[Problem details]
Can the data below be set down again exactly, line for line?

• • • • • • •

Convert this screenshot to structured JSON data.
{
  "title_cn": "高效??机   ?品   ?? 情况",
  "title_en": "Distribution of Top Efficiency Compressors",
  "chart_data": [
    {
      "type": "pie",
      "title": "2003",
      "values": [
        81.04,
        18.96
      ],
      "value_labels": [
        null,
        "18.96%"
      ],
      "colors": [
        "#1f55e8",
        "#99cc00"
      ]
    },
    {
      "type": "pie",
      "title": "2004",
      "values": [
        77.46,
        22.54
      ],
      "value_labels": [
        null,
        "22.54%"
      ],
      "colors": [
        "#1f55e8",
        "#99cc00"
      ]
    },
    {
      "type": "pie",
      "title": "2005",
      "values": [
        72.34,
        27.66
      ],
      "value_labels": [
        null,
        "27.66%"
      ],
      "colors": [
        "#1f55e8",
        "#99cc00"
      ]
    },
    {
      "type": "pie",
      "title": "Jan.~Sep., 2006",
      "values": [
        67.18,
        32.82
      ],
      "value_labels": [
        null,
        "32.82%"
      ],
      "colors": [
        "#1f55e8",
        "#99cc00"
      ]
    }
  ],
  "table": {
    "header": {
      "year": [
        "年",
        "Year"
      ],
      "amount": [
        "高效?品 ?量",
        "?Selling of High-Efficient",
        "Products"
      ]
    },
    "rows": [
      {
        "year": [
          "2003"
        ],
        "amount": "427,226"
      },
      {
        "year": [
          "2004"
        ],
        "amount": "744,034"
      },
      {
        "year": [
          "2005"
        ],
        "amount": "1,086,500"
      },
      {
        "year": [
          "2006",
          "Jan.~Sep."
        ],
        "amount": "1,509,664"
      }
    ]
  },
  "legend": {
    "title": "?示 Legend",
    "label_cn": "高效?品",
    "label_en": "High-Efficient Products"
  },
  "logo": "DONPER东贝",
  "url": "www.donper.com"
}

• • • • • • •

[Solved exercise]
Convert this screenshot to structured JSON data.
{
  "title_cn": "高效??机   ?品   ?? 情况",
  "title_en": "Distribution of Top Efficiency Compressors",
  "chart_data": [
    {
      "type": "pie",
      "title": "2003",
      "values": [
        81.04,
        18.96
      ],
      "value_labels": [
        null,
        "18.96%"
      ],
      "colors": [
        "#1f55e8",
        "#99cc00"
      ]
    },
    {
      "type": "pie",
      "title": "2004",
      "values": [
        77.46,
        22.54
      ],
      "value_labels": [
        null,
        "22.54%"
      ],
      "colors": [
        "#1f55e8",
        "#99cc00"
      ]
    },
    {
      "type": "pie",
      "title": "2005",
      "values": [
        72.34,
        27.66
      ],
      "value_labels": [
        null,
        "27.66%"
      ],
      "colors": [
        "#1f55e8",
        "#99cc00"
      ]
    },
    {
      "type": "pie",
      "title": "Jan.~Sep., 2006",
      "values": [
        67.18,
        32.82
      ],
      "value_labels": [
        null,
        "32.82%"
      ],
      "colors": [
        "#1f55e8",
        "#99cc00"
      ]
    }
  ],
  "table": {
    "header": {
      "year": [
        "年",
        "Year"
      ],
      "amount": [
        "高效?品 ?量",
        "?Selling of High-Efficient",
        "Products"
      ]
    },
    "rows": [
      {
        "year": [
          "2003"
        ],
        "amount": "427,226"
      },
      {
        "year": [
          "2004"
        ],
        "amount": "744,034"
      },
      {
        "year": [
          "2005"
        ],
        "amount": "1,086,500"
      },
      {
        "year": [
          "2006",
          "Jan.~Sep."
        ],
        "amount": "1,509,664"
      }
    ]
  },
  "legend": {
    "title": "?示 Legend",
    "label_cn": "高效?品",
    "label_en": "High-Efficient Products"
  },
  "logo": "DONPER东贝",
  "url": "www.donper.com"
}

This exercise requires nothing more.